Data records:

+++

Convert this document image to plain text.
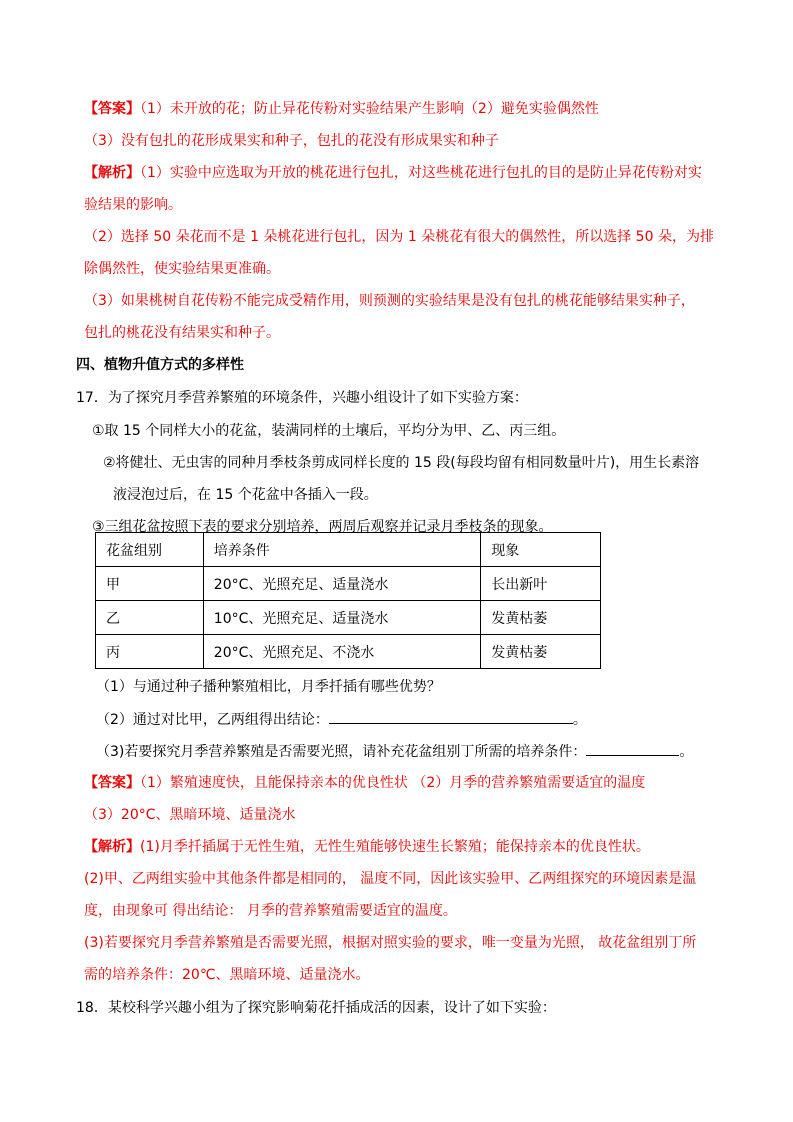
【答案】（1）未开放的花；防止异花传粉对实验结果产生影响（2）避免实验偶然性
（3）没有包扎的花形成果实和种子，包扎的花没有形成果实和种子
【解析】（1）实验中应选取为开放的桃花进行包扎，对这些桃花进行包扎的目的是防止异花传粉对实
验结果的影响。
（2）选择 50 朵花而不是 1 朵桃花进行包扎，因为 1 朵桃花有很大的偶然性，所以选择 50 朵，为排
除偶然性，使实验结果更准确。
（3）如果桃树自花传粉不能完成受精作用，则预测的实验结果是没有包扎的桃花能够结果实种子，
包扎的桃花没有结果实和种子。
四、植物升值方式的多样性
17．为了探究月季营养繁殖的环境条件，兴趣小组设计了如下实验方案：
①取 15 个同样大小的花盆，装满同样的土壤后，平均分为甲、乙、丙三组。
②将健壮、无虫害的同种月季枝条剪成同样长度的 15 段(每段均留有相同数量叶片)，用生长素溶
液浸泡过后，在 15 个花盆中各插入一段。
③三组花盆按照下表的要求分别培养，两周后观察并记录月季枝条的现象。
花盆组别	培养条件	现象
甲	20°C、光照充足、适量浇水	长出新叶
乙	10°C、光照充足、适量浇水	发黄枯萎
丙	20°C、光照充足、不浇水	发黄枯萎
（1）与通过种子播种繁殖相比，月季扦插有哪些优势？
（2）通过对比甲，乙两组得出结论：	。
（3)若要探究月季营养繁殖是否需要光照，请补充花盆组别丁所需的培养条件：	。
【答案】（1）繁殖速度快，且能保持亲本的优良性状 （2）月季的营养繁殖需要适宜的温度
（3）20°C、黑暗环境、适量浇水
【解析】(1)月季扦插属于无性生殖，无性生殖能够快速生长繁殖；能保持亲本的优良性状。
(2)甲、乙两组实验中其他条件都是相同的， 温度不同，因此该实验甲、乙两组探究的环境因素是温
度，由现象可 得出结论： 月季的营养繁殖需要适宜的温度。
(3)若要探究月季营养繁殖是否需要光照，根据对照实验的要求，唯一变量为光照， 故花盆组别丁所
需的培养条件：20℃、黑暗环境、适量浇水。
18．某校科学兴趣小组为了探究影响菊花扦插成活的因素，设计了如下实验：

+++

**Direction**
Count the lines in the records above that contain the word "若要探究月季营养繁殖是否需要光照", and reply with only that number.

**Exercise result**
2